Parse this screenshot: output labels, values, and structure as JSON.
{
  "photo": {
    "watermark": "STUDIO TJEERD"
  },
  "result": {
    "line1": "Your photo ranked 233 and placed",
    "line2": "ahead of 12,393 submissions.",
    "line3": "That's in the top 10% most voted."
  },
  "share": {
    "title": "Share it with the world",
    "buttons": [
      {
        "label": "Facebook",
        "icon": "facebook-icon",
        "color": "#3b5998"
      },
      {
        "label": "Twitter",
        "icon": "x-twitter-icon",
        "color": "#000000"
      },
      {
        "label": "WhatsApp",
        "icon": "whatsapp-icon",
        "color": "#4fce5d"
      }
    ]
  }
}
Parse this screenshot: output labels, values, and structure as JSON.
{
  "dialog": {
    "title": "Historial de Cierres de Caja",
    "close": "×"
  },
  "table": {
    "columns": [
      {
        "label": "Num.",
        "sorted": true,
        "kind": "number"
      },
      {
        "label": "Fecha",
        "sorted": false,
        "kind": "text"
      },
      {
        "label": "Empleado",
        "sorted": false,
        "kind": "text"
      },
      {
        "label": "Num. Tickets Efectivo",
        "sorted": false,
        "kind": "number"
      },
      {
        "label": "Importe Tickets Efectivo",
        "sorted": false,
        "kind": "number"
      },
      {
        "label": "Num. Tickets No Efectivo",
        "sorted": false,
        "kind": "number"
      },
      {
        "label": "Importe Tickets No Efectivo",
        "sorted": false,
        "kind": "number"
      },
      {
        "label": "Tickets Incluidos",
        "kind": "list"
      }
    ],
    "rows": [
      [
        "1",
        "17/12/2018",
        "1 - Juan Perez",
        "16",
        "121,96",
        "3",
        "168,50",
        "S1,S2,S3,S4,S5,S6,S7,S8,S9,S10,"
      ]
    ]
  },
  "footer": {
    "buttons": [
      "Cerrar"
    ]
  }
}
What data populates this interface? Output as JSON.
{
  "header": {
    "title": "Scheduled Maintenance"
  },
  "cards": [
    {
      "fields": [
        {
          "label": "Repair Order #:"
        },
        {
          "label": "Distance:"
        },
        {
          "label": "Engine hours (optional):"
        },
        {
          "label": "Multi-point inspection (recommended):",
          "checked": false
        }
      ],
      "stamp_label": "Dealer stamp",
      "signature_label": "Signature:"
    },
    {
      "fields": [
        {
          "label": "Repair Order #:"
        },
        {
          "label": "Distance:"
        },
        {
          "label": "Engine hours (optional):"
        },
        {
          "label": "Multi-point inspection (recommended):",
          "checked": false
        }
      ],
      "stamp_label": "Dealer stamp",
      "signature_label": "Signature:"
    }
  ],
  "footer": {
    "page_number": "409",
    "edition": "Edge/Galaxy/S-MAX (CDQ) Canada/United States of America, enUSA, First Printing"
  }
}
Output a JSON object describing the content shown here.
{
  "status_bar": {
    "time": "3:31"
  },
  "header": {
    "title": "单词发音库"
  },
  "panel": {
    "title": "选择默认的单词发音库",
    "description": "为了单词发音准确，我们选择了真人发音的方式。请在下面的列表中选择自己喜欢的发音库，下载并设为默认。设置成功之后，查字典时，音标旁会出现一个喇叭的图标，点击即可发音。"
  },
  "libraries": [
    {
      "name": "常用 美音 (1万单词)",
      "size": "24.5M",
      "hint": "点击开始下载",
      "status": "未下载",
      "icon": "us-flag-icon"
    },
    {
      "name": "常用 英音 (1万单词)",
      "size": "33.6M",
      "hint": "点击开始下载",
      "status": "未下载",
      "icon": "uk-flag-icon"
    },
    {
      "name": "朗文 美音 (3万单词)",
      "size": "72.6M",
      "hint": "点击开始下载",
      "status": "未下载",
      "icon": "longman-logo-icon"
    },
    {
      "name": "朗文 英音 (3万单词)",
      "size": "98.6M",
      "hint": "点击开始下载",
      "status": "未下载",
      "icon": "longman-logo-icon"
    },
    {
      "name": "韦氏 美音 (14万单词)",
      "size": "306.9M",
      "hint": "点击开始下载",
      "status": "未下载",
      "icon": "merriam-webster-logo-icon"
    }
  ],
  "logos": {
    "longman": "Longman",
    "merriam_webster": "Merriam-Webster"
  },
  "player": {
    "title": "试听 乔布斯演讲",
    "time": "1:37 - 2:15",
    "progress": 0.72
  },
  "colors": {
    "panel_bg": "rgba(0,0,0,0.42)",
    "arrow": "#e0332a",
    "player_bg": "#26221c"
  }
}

######

Written exercise: Transcribe the entire listing above precisely.

Worked solution:
Parse this screenshot: output labels, values, and structure as JSON.
{
  "photo": {
    "watermark": "STUDIO TJEERD"
  },
  "result": {
    "line1": "Your photo ranked 233 and placed",
    "line2": "ahead of 12,393 submissions.",
    "line3": "That's in the top 10% most voted."
  },
  "share": {
    "title": "Share it with the world",
    "buttons": [
      {
        "label": "Facebook",
        "icon": "facebook-icon",
        "color": "#3b5998"
      },
      {
        "label": "Twitter",
        "icon": "x-twitter-icon",
        "color": "#000000"
      },
      {
        "label": "WhatsApp",
        "icon": "whatsapp-icon",
        "color": "#4fce5d"
      }
    ]
  }
}
Parse this screenshot: output labels, values, and structure as JSON.
{
  "dialog": {
    "title": "Historial de Cierres de Caja",
    "close": "×"
  },
  "table": {
    "columns": [
      {
        "label": "Num.",
        "sorted": true,
        "kind": "number"
      },
      {
        "label": "Fecha",
        "sorted": false,
        "kind": "text"
      },
      {
        "label": "Empleado",
        "sorted": false,
        "kind": "text"
      },
      {
        "label": "Num. Tickets Efectivo",
        "sorted": false,
        "kind": "number"
      },
      {
        "label": "Importe Tickets Efectivo",
        "sorted": false,
        "kind": "number"
      },
      {
        "label": "Num. Tickets No Efectivo",
        "sorted": false,
        "kind": "number"
      },
      {
        "label": "Importe Tickets No Efectivo",
        "sorted": false,
        "kind": "number"
      },
      {
        "label": "Tickets Incluidos",
        "kind": "list"
      }
    ],
    "rows": [
      [
        "1",
        "17/12/2018",
        "1 - Juan Perez",
        "16",
        "121,96",
        "3",
        "168,50",
        "S1,S2,S3,S4,S5,S6,S7,S8,S9,S10,"
      ]
    ]
  },
  "footer": {
    "buttons": [
      "Cerrar"
    ]
  }
}
What data populates this interface? Output as JSON.
{
  "header": {
    "title": "Scheduled Maintenance"
  },
  "cards": [
    {
      "fields": [
        {
          "label": "Repair Order #:"
        },
        {
          "label": "Distance:"
        },
        {
          "label": "Engine hours (optional):"
        },
        {
          "label": "Multi-point inspection (recommended):",
          "checked": false
        }
      ],
      "stamp_label": "Dealer stamp",
      "signature_label": "Signature:"
    },
    {
      "fields": [
        {
          "label": "Repair Order #:"
        },
        {
          "label": "Distance:"
        },
        {
          "label": "Engine hours (optional):"
        },
        {
          "label": "Multi-point inspection (recommended):",
          "checked": false
        }
      ],
      "stamp_label": "Dealer stamp",
      "signature_label": "Signature:"
    }
  ],
  "footer": {
    "page_number": "409",
    "edition": "Edge/Galaxy/S-MAX (CDQ) Canada/United States of America, enUSA, First Printing"
  }
}
Output a JSON object describing the content shown here.
{
  "status_bar": {
    "time": "3:31"
  },
  "header": {
    "title": "单词发音库"
  },
  "panel": {
    "title": "选择默认的单词发音库",
    "description": "为了单词发音准确，我们选择了真人发音的方式。请在下面的列表中选择自己喜欢的发音库，下载并设为默认。设置成功之后，查字典时，音标旁会出现一个喇叭的图标，点击即可发音。"
  },
  "libraries": [
    {
      "name": "常用 美音 (1万单词)",
      "size": "24.5M",
      "hint": "点击开始下载",
      "status": "未下载",
      "icon": "us-flag-icon"
    },
    {
      "name": "常用 英音 (1万单词)",
      "size": "33.6M",
      "hint": "点击开始下载",
      "status": "未下载",
      "icon": "uk-flag-icon"
    },
    {
      "name": "朗文 美音 (3万单词)",
      "size": "72.6M",
      "hint": "点击开始下载",
      "status": "未下载",
      "icon": "longman-logo-icon"
    },
    {
      "name": "朗文 英音 (3万单词)",
      "size": "98.6M",
      "hint": "点击开始下载",
      "status": "未下载",
      "icon": "longman-logo-icon"
    },
    {
      "name": "韦氏 美音 (14万单词)",
      "size": "306.9M",
      "hint": "点击开始下载",
      "status": "未下载",
      "icon": "merriam-webster-logo-icon"
    }
  ],
  "logos": {
    "longman": "Longman",
    "merriam_webster": "Merriam-Webster"
  },
  "player": {
    "title": "试听 乔布斯演讲",
    "time": "1:37 - 2:15",
    "progress": 0.72
  },
  "colors": {
    "panel_bg": "rgba(0,0,0,0.42)",
    "arrow": "#e0332a",
    "player_bg": "#26221c"
  }
}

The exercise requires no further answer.